_Goal of the exercise_. Go through the data below and retype all of it exactly.

──────── Data for this exercise

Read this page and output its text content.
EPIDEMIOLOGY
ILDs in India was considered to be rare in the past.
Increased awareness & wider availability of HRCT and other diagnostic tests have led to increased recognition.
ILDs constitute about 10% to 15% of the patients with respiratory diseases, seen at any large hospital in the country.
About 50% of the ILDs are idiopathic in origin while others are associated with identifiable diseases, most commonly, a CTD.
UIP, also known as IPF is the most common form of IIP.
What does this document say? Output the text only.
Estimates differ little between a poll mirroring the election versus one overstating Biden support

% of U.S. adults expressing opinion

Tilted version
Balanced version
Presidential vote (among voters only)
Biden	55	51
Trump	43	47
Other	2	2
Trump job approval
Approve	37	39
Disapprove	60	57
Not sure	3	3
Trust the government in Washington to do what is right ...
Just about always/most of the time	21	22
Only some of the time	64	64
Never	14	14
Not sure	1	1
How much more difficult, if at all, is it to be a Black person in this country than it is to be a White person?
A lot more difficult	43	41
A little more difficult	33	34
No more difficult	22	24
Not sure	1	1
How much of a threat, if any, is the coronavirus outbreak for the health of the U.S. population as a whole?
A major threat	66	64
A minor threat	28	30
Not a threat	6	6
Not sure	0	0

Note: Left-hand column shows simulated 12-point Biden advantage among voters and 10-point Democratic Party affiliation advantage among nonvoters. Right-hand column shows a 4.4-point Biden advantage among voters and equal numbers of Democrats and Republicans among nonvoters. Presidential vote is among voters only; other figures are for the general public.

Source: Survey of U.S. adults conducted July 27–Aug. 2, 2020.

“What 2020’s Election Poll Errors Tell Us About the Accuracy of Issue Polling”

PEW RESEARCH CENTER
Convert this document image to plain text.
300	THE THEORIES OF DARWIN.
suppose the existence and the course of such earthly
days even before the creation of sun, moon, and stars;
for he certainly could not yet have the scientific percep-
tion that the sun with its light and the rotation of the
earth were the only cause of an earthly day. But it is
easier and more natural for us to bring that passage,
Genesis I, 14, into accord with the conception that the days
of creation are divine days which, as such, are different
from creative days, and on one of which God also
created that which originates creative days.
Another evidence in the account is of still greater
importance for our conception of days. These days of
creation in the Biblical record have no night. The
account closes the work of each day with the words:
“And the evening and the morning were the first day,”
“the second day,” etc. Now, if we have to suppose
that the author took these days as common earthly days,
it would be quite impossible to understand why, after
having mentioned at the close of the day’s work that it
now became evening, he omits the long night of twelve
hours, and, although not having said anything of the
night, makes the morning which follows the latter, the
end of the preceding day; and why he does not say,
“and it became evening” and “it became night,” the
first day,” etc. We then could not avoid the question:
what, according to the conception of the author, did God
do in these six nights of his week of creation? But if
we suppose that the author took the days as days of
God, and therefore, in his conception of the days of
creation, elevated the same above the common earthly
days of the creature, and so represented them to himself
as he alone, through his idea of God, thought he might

────────────────

_Task output_.
Read this page and output its text content.
EPIDEMIOLOGY
ILDs in India was considered to be rare in the past.
Increased awareness & wider availability of HRCT and other diagnostic tests have led to increased recognition.
ILDs constitute about 10% to 15% of the patients with respiratory diseases, seen at any large hospital in the country.
About 50% of the ILDs are idiopathic in origin while others are associated with identifiable diseases, most commonly, a CTD.
UIP, also known as IPF is the most common form of IIP.
What does this document say? Output the text only.
Estimates differ little between a poll mirroring the election versus one overstating Biden support

% of U.S. adults expressing opinion

Tilted version
Balanced version
Presidential vote (among voters only)
Biden	55	51
Trump	43	47
Other	2	2
Trump job approval
Approve	37	39
Disapprove	60	57
Not sure	3	3
Trust the government in Washington to do what is right ...
Just about always/most of the time	21	22
Only some of the time	64	64
Never	14	14
Not sure	1	1
How much more difficult, if at all, is it to be a Black person in this country than it is to be a White person?
A lot more difficult	43	41
A little more difficult	33	34
No more difficult	22	24
Not sure	1	1
How much of a threat, if any, is the coronavirus outbreak for the health of the U.S. population as a whole?
A major threat	66	64
A minor threat	28	30
Not a threat	6	6
Not sure	0	0

Note: Left-hand column shows simulated 12-point Biden advantage among voters and 10-point Democratic Party affiliation advantage among nonvoters. Right-hand column shows a 4.4-point Biden advantage among voters and equal numbers of Democrats and Republicans among nonvoters. Presidential vote is among voters only; other figures are for the general public.

Source: Survey of U.S. adults conducted July 27–Aug. 2, 2020.

“What 2020’s Election Poll Errors Tell Us About the Accuracy of Issue Polling”

PEW RESEARCH CENTER
Convert this document image to plain text.
300	THE THEORIES OF DARWIN.
suppose the existence and the course of such earthly
days even before the creation of sun, moon, and stars;
for he certainly could not yet have the scientific percep-
tion that the sun with its light and the rotation of the
earth were the only cause of an earthly day. But it is
easier and more natural for us to bring that passage,
Genesis I, 14, into accord with the conception that the days
of creation are divine days which, as such, are different
from creative days, and on one of which God also
created that which originates creative days.
Another evidence in the account is of still greater
importance for our conception of days. These days of
creation in the Biblical record have no night. The
account closes the work of each day with the words:
“And the evening and the morning were the first day,”
“the second day,” etc. Now, if we have to suppose
that the author took these days as common earthly days,
it would be quite impossible to understand why, after
having mentioned at the close of the day’s work that it
now became evening, he omits the long night of twelve
hours, and, although not having said anything of the
night, makes the morning which follows the latter, the
end of the preceding day; and why he does not say,
“and it became evening” and “it became night,” the
first day,” etc. We then could not avoid the question:
what, according to the conception of the author, did God
do in these six nights of his week of creation? But if
we suppose that the author took the days as days of
God, and therefore, in his conception of the days of
creation, elevated the same above the common earthly
days of the creature, and so represented them to himself
as he alone, through his idea of God, thought he might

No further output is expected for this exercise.